» **STORED RECORDS**:

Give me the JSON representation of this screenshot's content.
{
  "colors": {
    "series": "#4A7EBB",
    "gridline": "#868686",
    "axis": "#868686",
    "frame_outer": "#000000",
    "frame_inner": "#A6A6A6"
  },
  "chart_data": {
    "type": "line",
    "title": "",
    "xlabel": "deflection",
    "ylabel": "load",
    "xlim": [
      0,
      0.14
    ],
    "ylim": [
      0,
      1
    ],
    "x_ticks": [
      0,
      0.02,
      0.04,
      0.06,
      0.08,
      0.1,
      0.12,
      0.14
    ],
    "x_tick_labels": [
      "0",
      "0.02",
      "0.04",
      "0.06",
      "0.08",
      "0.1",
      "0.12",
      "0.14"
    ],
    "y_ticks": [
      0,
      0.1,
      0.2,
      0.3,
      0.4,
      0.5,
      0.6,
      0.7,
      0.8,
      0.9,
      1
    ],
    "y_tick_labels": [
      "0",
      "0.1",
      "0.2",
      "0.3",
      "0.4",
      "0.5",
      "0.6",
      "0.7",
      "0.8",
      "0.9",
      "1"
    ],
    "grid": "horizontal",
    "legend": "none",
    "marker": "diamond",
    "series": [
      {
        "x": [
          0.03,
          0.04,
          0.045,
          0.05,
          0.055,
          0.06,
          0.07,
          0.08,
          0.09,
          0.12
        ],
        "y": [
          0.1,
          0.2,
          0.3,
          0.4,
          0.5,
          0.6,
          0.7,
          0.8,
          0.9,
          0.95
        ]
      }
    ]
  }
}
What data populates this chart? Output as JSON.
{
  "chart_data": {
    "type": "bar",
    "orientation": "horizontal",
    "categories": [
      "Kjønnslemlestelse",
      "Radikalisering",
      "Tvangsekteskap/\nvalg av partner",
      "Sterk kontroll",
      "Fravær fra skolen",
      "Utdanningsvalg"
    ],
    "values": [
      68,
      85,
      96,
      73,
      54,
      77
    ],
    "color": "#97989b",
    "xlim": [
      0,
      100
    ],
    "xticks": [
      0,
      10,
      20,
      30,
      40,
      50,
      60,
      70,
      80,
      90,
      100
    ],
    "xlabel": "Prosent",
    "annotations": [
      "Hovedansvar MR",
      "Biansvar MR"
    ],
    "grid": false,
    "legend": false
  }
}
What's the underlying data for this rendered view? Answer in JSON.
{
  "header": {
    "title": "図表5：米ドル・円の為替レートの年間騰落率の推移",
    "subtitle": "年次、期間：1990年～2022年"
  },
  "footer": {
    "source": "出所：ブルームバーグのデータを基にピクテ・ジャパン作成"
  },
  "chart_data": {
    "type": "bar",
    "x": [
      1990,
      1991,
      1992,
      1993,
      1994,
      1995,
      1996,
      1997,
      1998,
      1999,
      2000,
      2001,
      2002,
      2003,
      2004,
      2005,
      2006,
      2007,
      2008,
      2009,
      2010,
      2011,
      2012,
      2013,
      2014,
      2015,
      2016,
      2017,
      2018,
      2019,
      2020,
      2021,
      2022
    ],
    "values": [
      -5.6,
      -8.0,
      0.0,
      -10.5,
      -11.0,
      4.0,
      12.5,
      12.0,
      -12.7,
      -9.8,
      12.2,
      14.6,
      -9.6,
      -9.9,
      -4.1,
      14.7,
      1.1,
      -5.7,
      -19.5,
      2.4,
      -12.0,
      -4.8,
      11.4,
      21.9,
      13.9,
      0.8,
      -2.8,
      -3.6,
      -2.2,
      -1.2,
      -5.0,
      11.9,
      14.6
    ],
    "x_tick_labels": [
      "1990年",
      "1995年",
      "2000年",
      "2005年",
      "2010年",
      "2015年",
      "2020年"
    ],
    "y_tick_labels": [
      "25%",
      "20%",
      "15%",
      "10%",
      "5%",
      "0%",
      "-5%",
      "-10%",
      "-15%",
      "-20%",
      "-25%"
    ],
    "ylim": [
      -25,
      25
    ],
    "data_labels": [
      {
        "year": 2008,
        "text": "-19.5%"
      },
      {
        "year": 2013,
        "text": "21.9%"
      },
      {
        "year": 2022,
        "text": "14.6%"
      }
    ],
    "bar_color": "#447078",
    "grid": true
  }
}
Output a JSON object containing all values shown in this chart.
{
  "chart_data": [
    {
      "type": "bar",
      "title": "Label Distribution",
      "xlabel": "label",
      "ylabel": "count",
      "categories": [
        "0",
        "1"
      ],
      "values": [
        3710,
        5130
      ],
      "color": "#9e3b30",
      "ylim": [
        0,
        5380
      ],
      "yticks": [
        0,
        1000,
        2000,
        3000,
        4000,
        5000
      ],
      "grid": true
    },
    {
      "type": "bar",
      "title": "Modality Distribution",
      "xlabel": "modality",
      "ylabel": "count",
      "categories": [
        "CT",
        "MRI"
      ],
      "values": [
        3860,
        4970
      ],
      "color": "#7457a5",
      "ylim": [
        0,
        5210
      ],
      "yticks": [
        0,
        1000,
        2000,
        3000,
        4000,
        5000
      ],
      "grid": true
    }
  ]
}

» **JOB**:
Using the data above, print every record exactly as shown.

» **RESULT**:
Give me the JSON representation of this screenshot's content.
{
  "colors": {
    "series": "#4A7EBB",
    "gridline": "#868686",
    "axis": "#868686",
    "frame_outer": "#000000",
    "frame_inner": "#A6A6A6"
  },
  "chart_data": {
    "type": "line",
    "title": "",
    "xlabel": "deflection",
    "ylabel": "load",
    "xlim": [
      0,
      0.14
    ],
    "ylim": [
      0,
      1
    ],
    "x_ticks": [
      0,
      0.02,
      0.04,
      0.06,
      0.08,
      0.1,
      0.12,
      0.14
    ],
    "x_tick_labels": [
      "0",
      "0.02",
      "0.04",
      "0.06",
      "0.08",
      "0.1",
      "0.12",
      "0.14"
    ],
    "y_ticks": [
      0,
      0.1,
      0.2,
      0.3,
      0.4,
      0.5,
      0.6,
      0.7,
      0.8,
      0.9,
      1
    ],
    "y_tick_labels": [
      "0",
      "0.1",
      "0.2",
      "0.3",
      "0.4",
      "0.5",
      "0.6",
      "0.7",
      "0.8",
      "0.9",
      "1"
    ],
    "grid": "horizontal",
    "legend": "none",
    "marker": "diamond",
    "series": [
      {
        "x": [
          0.03,
          0.04,
          0.045,
          0.05,
          0.055,
          0.06,
          0.07,
          0.08,
          0.09,
          0.12
        ],
        "y": [
          0.1,
          0.2,
          0.3,
          0.4,
          0.5,
          0.6,
          0.7,
          0.8,
          0.9,
          0.95
        ]
      }
    ]
  }
}
What data populates this chart? Output as JSON.
{
  "chart_data": {
    "type": "bar",
    "orientation": "horizontal",
    "categories": [
      "Kjønnslemlestelse",
      "Radikalisering",
      "Tvangsekteskap/\nvalg av partner",
      "Sterk kontroll",
      "Fravær fra skolen",
      "Utdanningsvalg"
    ],
    "values": [
      68,
      85,
      96,
      73,
      54,
      77
    ],
    "color": "#97989b",
    "xlim": [
      0,
      100
    ],
    "xticks": [
      0,
      10,
      20,
      30,
      40,
      50,
      60,
      70,
      80,
      90,
      100
    ],
    "xlabel": "Prosent",
    "annotations": [
      "Hovedansvar MR",
      "Biansvar MR"
    ],
    "grid": false,
    "legend": false
  }
}
What's the underlying data for this rendered view? Answer in JSON.
{
  "header": {
    "title": "図表5：米ドル・円の為替レートの年間騰落率の推移",
    "subtitle": "年次、期間：1990年～2022年"
  },
  "footer": {
    "source": "出所：ブルームバーグのデータを基にピクテ・ジャパン作成"
  },
  "chart_data": {
    "type": "bar",
    "x": [
      1990,
      1991,
      1992,
      1993,
      1994,
      1995,
      1996,
      1997,
      1998,
      1999,
      2000,
      2001,
      2002,
      2003,
      2004,
      2005,
      2006,
      2007,
      2008,
      2009,
      2010,
      2011,
      2012,
      2013,
      2014,
      2015,
      2016,
      2017,
      2018,
      2019,
      2020,
      2021,
      2022
    ],
    "values": [
      -5.6,
      -8.0,
      0.0,
      -10.5,
      -11.0,
      4.0,
      12.5,
      12.0,
      -12.7,
      -9.8,
      12.2,
      14.6,
      -9.6,
      -9.9,
      -4.1,
      14.7,
      1.1,
      -5.7,
      -19.5,
      2.4,
      -12.0,
      -4.8,
      11.4,
      21.9,
      13.9,
      0.8,
      -2.8,
      -3.6,
      -2.2,
      -1.2,
      -5.0,
      11.9,
      14.6
    ],
    "x_tick_labels": [
      "1990年",
      "1995年",
      "2000年",
      "2005年",
      "2010年",
      "2015年",
      "2020年"
    ],
    "y_tick_labels": [
      "25%",
      "20%",
      "15%",
      "10%",
      "5%",
      "0%",
      "-5%",
      "-10%",
      "-15%",
      "-20%",
      "-25%"
    ],
    "ylim": [
      -25,
      25
    ],
    "data_labels": [
      {
        "year": 2008,
        "text": "-19.5%"
      },
      {
        "year": 2013,
        "text": "21.9%"
      },
      {
        "year": 2022,
        "text": "14.6%"
      }
    ],
    "bar_color": "#447078",
    "grid": true
  }
}
Output a JSON object containing all values shown in this chart.
{
  "chart_data": [
    {
      "type": "bar",
      "title": "Label Distribution",
      "xlabel": "label",
      "ylabel": "count",
      "categories": [
        "0",
        "1"
      ],
      "values": [
        3710,
        5130
      ],
      "color": "#9e3b30",
      "ylim": [
        0,
        5380
      ],
      "yticks": [
        0,
        1000,
        2000,
        3000,
        4000,
        5000
      ],
      "grid": true
    },
    {
      "type": "bar",
      "title": "Modality Distribution",
      "xlabel": "modality",
      "ylabel": "count",
      "categories": [
        "CT",
        "MRI"
      ],
      "values": [
        3860,
        4970
      ],
      "color": "#7457a5",
      "ylim": [
        0,
        5210
      ],
      "yticks": [
        0,
        1000,
        2000,
        3000,
        4000,
        5000
      ],
      "grid": true
    }
  ]
}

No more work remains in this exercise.